What you will do: Pick out each line containing the string "节体育课".

Records to use:
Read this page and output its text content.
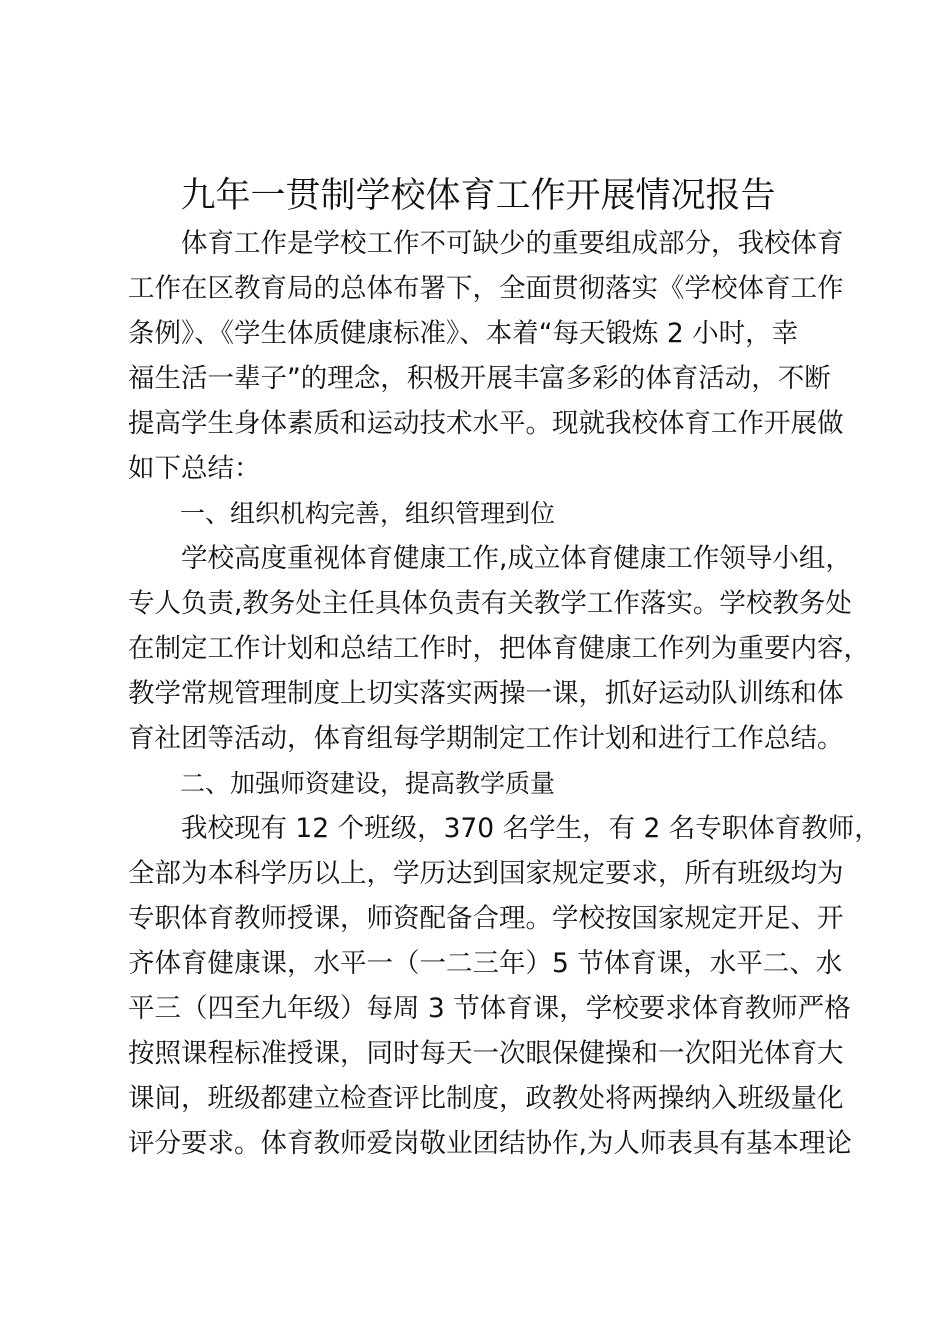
九年一贯制学校体育工作开展情况报告
　　体育工作是学校工作不可缺少的重要组成部分，我校体育
工作在区教育局的总体布署下，全面贯彻落实《学校体育工作
条例》、《学生体质健康标准》、本着“每天锻炼 2 小时，幸
福生活一辈子”的理念，积极开展丰富多彩的体育活动，不断
提高学生身体素质和运动技术水平。现就我校体育工作开展做
如下总结：
一、组织机构完善，组织管理到位
　　学校高度重视体育健康工作,成立体育健康工作领导小组，
专人负责,教务处主任具体负责有关教学工作落实。学校教务处
在制定工作计划和总结工作时，把体育健康工作列为重要内容，
教学常规管理制度上切实落实两操一课，抓好运动队训练和体
育社团等活动，体育组每学期制定工作计划和进行工作总结。
二、加强师资建设，提高教学质量
　　我校现有 12 个班级，370 名学生，有 2 名专职体育教师，
全部为本科学历以上，学历达到国家规定要求，所有班级均为
专职体育教师授课，师资配备合理。学校按国家规定开足、开
齐体育健康课，水平一（一二三年）5 节体育课，水平二、水
平三（四至九年级）每周 3 节体育课，学校要求体育教师严格
按照课程标准授课，同时每天一次眼保健操和一次阳光体育大
课间，班级都建立检查评比制度，政教处将两操纳入班级量化
评分要求。体育教师爱岗敬业团结协作,为人师表具有基本理论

Output for this task:
齐体育健康课，水平一（一二三年）5 节体育课，水平二、水
平三（四至九年级）每周 3 节体育课，学校要求体育教师严格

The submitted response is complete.